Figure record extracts
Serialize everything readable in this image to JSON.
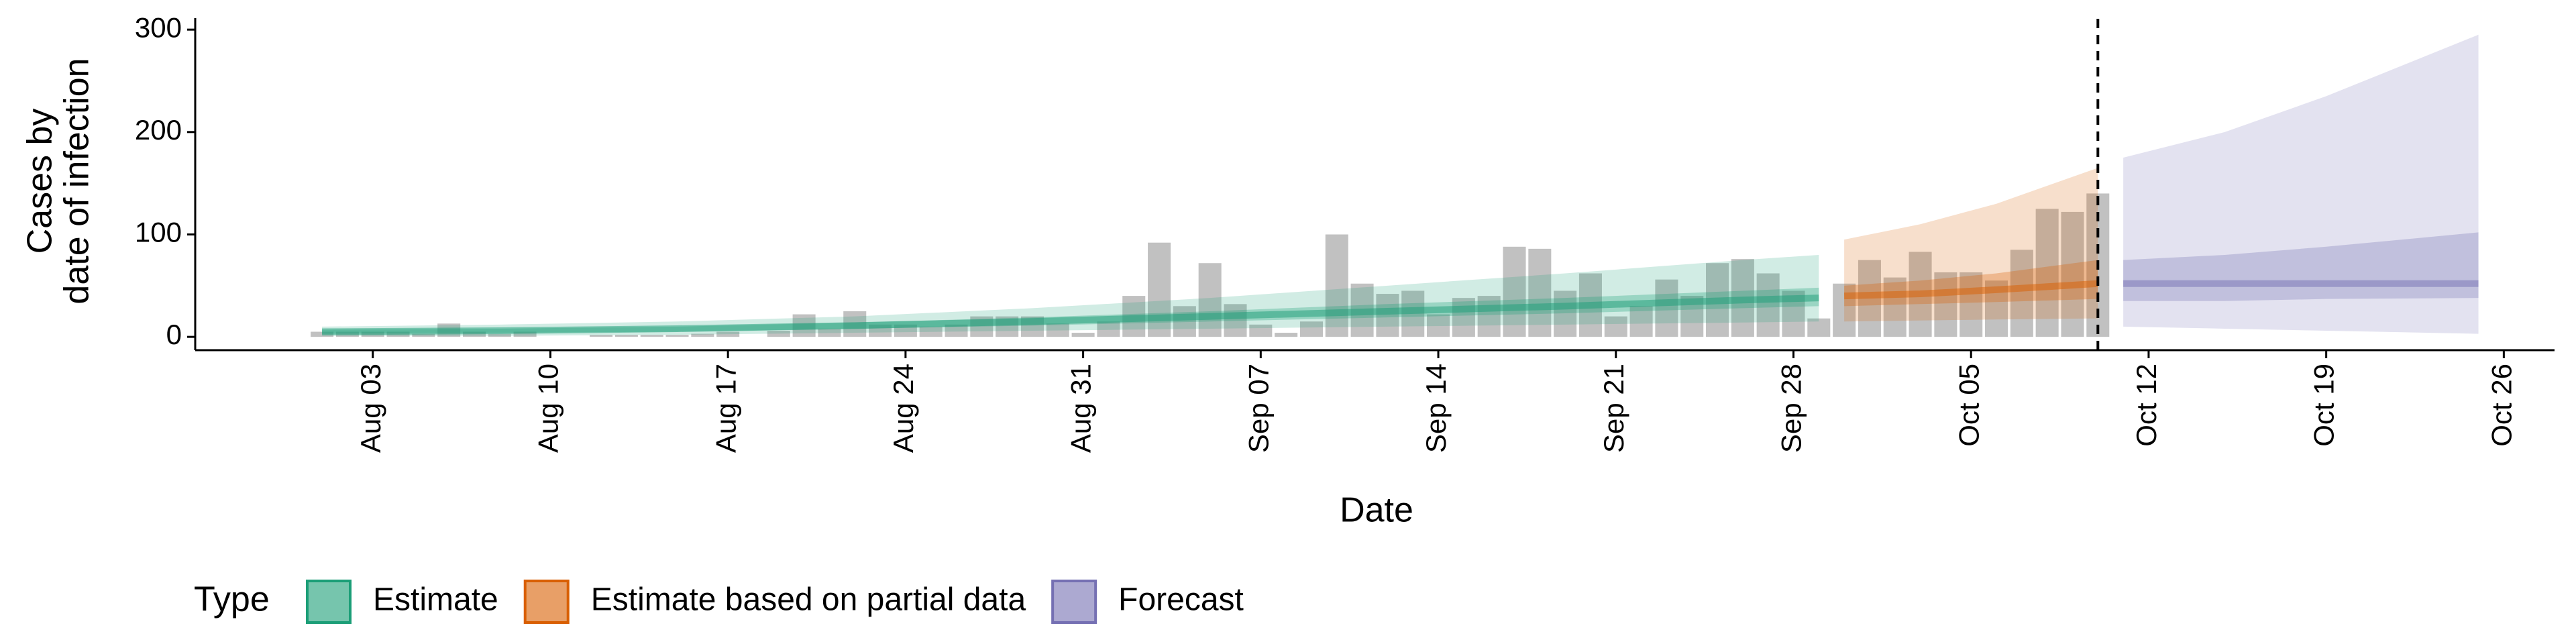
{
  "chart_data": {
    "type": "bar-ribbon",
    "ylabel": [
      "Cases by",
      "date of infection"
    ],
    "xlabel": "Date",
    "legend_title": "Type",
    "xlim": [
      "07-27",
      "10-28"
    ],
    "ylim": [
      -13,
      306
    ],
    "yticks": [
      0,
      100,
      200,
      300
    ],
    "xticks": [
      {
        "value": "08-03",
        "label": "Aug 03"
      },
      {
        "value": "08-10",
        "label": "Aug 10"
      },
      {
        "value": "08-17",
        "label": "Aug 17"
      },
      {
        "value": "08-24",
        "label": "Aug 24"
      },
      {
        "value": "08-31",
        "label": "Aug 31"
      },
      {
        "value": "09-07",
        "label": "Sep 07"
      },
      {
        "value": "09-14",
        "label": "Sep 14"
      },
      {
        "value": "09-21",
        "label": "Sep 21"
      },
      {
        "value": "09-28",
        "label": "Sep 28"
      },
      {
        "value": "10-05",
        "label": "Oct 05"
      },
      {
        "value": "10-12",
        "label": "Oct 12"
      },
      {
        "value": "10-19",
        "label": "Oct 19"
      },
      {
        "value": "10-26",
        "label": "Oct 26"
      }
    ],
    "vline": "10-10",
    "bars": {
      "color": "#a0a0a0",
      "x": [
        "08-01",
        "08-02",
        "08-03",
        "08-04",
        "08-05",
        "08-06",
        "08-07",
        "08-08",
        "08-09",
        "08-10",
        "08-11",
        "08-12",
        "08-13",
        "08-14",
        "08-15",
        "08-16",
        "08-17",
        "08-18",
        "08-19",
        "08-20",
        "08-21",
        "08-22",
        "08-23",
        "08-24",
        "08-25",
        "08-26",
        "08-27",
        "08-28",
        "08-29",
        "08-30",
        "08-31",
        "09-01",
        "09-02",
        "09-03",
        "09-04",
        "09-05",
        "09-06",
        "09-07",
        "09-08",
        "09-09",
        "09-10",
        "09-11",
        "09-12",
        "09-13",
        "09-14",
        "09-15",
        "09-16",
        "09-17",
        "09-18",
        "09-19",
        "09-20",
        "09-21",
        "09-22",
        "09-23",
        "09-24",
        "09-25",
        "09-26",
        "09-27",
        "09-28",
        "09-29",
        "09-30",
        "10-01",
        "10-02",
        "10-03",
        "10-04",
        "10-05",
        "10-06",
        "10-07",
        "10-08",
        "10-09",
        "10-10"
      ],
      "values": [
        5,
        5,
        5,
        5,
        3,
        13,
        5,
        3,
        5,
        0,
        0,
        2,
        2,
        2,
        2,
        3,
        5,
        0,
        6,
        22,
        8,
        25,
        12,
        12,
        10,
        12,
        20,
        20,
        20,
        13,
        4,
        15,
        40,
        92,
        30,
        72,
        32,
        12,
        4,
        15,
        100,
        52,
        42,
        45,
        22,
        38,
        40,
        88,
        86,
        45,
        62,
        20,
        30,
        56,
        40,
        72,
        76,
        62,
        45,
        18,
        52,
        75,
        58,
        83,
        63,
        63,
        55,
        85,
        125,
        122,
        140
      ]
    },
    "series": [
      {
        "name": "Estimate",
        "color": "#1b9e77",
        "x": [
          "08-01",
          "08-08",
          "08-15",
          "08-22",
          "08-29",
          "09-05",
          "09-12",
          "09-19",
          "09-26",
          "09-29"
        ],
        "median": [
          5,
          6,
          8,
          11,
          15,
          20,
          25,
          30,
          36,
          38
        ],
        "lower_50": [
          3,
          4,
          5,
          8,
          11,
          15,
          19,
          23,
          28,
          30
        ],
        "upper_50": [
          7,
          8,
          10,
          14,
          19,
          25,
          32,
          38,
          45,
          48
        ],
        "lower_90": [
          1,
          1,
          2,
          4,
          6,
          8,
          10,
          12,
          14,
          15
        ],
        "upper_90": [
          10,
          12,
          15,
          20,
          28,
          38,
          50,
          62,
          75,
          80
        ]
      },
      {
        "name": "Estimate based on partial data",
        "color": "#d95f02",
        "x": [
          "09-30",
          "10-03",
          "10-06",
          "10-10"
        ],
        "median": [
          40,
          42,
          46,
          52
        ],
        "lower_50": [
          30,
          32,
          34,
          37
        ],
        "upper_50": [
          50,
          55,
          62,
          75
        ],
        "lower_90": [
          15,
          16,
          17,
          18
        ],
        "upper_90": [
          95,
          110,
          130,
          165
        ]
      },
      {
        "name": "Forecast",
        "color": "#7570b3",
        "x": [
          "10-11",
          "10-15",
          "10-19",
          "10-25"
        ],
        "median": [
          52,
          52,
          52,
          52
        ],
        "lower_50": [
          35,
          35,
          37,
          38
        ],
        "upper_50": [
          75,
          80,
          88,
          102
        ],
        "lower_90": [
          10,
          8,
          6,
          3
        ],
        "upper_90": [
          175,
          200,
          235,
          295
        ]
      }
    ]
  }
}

(Work required)
Quote all the records verbatim, dropping any pictures from your copy.

(Written solution)
Serialize everything readable in this image to JSON.
{
  "chart_data": {
    "type": "bar-ribbon",
    "ylabel": [
      "Cases by",
      "date of infection"
    ],
    "xlabel": "Date",
    "legend_title": "Type",
    "xlim": [
      "07-27",
      "10-28"
    ],
    "ylim": [
      -13,
      306
    ],
    "yticks": [
      0,
      100,
      200,
      300
    ],
    "xticks": [
      {
        "value": "08-03",
        "label": "Aug 03"
      },
      {
        "value": "08-10",
        "label": "Aug 10"
      },
      {
        "value": "08-17",
        "label": "Aug 17"
      },
      {
        "value": "08-24",
        "label": "Aug 24"
      },
      {
        "value": "08-31",
        "label": "Aug 31"
      },
      {
        "value": "09-07",
        "label": "Sep 07"
      },
      {
        "value": "09-14",
        "label": "Sep 14"
      },
      {
        "value": "09-21",
        "label": "Sep 21"
      },
      {
        "value": "09-28",
        "label": "Sep 28"
      },
      {
        "value": "10-05",
        "label": "Oct 05"
      },
      {
        "value": "10-12",
        "label": "Oct 12"
      },
      {
        "value": "10-19",
        "label": "Oct 19"
      },
      {
        "value": "10-26",
        "label": "Oct 26"
      }
    ],
    "vline": "10-10",
    "bars": {
      "color": "#a0a0a0",
      "x": [
        "08-01",
        "08-02",
        "08-03",
        "08-04",
        "08-05",
        "08-06",
        "08-07",
        "08-08",
        "08-09",
        "08-10",
        "08-11",
        "08-12",
        "08-13",
        "08-14",
        "08-15",
        "08-16",
        "08-17",
        "08-18",
        "08-19",
        "08-20",
        "08-21",
        "08-22",
        "08-23",
        "08-24",
        "08-25",
        "08-26",
        "08-27",
        "08-28",
        "08-29",
        "08-30",
        "08-31",
        "09-01",
        "09-02",
        "09-03",
        "09-04",
        "09-05",
        "09-06",
        "09-07",
        "09-08",
        "09-09",
        "09-10",
        "09-11",
        "09-12",
        "09-13",
        "09-14",
        "09-15",
        "09-16",
        "09-17",
        "09-18",
        "09-19",
        "09-20",
        "09-21",
        "09-22",
        "09-23",
        "09-24",
        "09-25",
        "09-26",
        "09-27",
        "09-28",
        "09-29",
        "09-30",
        "10-01",
        "10-02",
        "10-03",
        "10-04",
        "10-05",
        "10-06",
        "10-07",
        "10-08",
        "10-09",
        "10-10"
      ],
      "values": [
        5,
        5,
        5,
        5,
        3,
        13,
        5,
        3,
        5,
        0,
        0,
        2,
        2,
        2,
        2,
        3,
        5,
        0,
        6,
        22,
        8,
        25,
        12,
        12,
        10,
        12,
        20,
        20,
        20,
        13,
        4,
        15,
        40,
        92,
        30,
        72,
        32,
        12,
        4,
        15,
        100,
        52,
        42,
        45,
        22,
        38,
        40,
        88,
        86,
        45,
        62,
        20,
        30,
        56,
        40,
        72,
        76,
        62,
        45,
        18,
        52,
        75,
        58,
        83,
        63,
        63,
        55,
        85,
        125,
        122,
        140
      ]
    },
    "series": [
      {
        "name": "Estimate",
        "color": "#1b9e77",
        "x": [
          "08-01",
          "08-08",
          "08-15",
          "08-22",
          "08-29",
          "09-05",
          "09-12",
          "09-19",
          "09-26",
          "09-29"
        ],
        "median": [
          5,
          6,
          8,
          11,
          15,
          20,
          25,
          30,
          36,
          38
        ],
        "lower_50": [
          3,
          4,
          5,
          8,
          11,
          15,
          19,
          23,
          28,
          30
        ],
        "upper_50": [
          7,
          8,
          10,
          14,
          19,
          25,
          32,
          38,
          45,
          48
        ],
        "lower_90": [
          1,
          1,
          2,
          4,
          6,
          8,
          10,
          12,
          14,
          15
        ],
        "upper_90": [
          10,
          12,
          15,
          20,
          28,
          38,
          50,
          62,
          75,
          80
        ]
      },
      {
        "name": "Estimate based on partial data",
        "color": "#d95f02",
        "x": [
          "09-30",
          "10-03",
          "10-06",
          "10-10"
        ],
        "median": [
          40,
          42,
          46,
          52
        ],
        "lower_50": [
          30,
          32,
          34,
          37
        ],
        "upper_50": [
          50,
          55,
          62,
          75
        ],
        "lower_90": [
          15,
          16,
          17,
          18
        ],
        "upper_90": [
          95,
          110,
          130,
          165
        ]
      },
      {
        "name": "Forecast",
        "color": "#7570b3",
        "x": [
          "10-11",
          "10-15",
          "10-19",
          "10-25"
        ],
        "median": [
          52,
          52,
          52,
          52
        ],
        "lower_50": [
          35,
          35,
          37,
          38
        ],
        "upper_50": [
          75,
          80,
          88,
          102
        ],
        "lower_90": [
          10,
          8,
          6,
          3
        ],
        "upper_90": [
          175,
          200,
          235,
          295
        ]
      }
    ]
  }
}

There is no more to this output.